-- Start of Exercise inputs --

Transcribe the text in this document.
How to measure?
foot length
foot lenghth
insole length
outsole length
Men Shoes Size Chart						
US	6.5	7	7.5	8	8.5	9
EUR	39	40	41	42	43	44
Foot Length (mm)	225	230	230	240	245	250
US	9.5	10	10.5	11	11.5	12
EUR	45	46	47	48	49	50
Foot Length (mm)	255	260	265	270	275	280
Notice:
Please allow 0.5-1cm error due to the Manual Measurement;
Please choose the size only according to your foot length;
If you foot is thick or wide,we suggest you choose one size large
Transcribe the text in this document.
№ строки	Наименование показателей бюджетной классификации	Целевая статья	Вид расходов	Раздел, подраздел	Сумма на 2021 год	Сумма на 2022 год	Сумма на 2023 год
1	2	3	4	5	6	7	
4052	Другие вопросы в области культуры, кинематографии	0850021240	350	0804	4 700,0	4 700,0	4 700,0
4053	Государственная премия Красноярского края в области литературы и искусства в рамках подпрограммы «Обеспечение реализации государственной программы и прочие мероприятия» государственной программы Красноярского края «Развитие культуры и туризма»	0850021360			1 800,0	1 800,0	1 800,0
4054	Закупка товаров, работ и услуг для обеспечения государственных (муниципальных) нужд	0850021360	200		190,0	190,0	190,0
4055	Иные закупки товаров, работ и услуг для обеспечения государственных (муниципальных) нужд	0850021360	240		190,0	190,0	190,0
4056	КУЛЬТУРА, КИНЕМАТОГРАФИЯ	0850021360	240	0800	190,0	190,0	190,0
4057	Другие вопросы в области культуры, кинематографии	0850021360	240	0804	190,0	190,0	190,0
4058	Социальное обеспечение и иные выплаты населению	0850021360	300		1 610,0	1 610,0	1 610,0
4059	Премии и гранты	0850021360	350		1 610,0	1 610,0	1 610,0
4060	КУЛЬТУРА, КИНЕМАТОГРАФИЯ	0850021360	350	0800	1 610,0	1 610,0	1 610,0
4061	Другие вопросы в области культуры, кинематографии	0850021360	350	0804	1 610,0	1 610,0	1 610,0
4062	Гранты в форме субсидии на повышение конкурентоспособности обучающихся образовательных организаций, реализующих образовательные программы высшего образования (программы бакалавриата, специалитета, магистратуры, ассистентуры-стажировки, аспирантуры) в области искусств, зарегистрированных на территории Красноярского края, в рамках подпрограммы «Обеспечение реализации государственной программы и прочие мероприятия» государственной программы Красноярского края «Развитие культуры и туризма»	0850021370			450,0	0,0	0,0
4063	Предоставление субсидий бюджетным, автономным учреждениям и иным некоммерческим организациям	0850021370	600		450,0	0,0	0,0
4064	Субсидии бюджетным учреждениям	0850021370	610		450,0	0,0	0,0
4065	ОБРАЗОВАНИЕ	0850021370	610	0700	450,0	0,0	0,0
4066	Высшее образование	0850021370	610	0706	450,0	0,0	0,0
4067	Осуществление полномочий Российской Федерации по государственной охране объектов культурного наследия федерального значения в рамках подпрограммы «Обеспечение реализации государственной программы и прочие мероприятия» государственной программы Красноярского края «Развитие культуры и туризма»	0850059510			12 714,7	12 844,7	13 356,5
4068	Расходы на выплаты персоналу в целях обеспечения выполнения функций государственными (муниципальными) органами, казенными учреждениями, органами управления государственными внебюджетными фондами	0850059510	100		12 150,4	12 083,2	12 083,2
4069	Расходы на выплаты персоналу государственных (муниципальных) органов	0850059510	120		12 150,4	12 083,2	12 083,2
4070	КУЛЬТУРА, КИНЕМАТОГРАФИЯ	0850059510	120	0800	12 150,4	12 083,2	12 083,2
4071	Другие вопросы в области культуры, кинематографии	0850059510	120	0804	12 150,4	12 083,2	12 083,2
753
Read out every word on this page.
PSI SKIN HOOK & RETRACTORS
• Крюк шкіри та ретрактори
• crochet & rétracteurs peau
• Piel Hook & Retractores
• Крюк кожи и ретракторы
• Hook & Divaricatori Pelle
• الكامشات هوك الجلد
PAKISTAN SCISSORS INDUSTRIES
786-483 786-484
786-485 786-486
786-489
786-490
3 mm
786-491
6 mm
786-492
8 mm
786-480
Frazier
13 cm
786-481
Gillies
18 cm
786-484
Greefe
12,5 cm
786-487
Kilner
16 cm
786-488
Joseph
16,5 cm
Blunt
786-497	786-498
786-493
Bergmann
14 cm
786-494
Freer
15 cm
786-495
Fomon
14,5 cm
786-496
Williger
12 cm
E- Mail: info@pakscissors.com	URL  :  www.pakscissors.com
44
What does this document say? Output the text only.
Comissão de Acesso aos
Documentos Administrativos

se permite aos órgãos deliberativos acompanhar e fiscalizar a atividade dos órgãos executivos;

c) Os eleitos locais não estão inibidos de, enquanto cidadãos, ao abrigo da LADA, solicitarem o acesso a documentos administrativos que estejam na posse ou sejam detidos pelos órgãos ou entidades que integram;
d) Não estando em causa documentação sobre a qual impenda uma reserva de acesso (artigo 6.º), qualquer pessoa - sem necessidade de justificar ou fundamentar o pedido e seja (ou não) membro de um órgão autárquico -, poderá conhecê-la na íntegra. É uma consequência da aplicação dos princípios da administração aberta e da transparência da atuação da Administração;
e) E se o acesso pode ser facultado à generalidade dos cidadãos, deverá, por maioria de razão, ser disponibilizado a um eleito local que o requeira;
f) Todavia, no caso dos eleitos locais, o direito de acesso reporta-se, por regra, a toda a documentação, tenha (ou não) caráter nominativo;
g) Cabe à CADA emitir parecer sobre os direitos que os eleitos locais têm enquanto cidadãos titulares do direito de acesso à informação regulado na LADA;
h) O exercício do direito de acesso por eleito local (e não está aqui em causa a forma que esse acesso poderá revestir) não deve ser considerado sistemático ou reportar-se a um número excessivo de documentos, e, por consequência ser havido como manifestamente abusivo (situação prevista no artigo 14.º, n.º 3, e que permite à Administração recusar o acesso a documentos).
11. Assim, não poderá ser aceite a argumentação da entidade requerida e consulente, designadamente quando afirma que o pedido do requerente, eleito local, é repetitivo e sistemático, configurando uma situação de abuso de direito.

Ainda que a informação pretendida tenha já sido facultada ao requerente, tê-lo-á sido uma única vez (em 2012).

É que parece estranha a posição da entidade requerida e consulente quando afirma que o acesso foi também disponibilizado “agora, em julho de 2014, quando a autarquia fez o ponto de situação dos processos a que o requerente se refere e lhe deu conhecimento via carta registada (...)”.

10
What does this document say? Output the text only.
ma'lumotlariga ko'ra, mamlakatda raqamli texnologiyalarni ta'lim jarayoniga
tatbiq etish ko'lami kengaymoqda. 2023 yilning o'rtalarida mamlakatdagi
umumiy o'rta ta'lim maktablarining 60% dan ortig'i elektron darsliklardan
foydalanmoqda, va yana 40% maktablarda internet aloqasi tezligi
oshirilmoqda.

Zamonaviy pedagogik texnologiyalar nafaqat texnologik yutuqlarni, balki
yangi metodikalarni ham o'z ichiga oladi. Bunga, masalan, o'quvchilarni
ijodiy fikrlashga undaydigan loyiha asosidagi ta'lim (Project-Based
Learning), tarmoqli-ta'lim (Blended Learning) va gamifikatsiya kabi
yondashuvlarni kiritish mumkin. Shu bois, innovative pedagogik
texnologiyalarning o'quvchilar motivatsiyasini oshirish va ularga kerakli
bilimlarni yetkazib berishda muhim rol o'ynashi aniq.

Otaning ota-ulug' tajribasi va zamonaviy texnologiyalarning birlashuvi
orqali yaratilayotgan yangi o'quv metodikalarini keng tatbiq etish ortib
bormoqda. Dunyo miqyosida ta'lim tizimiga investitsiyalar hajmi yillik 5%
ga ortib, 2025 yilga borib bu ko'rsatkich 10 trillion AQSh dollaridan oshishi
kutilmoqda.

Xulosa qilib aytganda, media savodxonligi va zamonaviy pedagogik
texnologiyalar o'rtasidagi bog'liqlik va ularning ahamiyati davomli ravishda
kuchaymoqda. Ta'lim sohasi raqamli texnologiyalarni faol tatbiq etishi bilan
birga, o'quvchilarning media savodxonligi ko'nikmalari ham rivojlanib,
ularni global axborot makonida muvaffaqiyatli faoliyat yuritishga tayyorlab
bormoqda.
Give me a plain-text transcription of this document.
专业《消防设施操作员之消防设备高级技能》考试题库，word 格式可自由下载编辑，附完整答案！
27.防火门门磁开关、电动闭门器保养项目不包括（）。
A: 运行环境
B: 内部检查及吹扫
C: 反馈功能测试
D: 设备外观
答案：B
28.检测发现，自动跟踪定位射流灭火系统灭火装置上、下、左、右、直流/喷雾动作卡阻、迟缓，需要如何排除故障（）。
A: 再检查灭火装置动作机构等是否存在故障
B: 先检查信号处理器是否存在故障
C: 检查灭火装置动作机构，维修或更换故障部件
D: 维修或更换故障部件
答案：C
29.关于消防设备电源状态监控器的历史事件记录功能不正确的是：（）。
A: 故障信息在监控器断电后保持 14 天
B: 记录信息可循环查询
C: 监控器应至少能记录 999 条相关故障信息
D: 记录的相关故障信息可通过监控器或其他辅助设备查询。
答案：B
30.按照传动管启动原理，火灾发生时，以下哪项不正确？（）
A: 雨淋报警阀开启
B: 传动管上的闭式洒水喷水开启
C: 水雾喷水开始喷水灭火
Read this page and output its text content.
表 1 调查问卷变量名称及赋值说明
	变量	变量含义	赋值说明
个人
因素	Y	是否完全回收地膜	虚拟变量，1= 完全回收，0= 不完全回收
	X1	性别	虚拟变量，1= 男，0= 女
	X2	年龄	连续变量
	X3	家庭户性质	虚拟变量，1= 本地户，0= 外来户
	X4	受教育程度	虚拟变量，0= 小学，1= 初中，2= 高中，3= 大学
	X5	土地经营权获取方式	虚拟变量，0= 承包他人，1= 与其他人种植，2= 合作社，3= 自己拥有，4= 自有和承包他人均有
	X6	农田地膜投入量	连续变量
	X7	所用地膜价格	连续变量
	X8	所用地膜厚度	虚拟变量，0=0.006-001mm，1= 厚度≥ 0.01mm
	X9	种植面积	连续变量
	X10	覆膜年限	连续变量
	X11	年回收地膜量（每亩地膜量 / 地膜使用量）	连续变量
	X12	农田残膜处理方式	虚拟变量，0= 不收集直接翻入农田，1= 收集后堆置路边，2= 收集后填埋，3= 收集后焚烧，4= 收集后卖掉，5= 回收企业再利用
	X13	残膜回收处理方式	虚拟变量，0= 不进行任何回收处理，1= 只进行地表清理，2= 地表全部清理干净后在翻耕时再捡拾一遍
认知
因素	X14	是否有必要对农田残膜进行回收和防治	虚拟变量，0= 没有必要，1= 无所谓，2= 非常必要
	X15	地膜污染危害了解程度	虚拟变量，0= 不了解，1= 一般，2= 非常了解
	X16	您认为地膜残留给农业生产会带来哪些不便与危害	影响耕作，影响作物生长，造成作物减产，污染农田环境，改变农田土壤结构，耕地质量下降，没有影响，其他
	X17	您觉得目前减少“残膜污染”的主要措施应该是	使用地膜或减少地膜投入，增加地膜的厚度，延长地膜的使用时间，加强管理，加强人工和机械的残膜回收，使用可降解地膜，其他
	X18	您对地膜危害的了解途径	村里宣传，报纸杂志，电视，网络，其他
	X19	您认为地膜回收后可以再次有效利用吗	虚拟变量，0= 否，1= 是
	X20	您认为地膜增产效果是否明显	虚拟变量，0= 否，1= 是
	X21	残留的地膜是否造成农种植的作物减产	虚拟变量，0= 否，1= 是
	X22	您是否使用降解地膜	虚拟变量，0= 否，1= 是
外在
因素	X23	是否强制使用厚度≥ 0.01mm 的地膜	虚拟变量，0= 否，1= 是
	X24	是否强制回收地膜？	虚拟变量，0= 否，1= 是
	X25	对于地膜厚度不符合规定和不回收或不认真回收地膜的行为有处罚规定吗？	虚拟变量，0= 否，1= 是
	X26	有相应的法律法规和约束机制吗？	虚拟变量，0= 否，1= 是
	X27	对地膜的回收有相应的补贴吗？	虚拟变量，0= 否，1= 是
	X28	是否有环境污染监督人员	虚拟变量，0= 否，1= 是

-- End of Exercise inputs --

Problem to work on: For the listing above, identify each line bearing "Please".

Solution to the problem:
Please allow 0.5-1cm error due to the Manual Measurement;
Please choose the size only according to your foot length;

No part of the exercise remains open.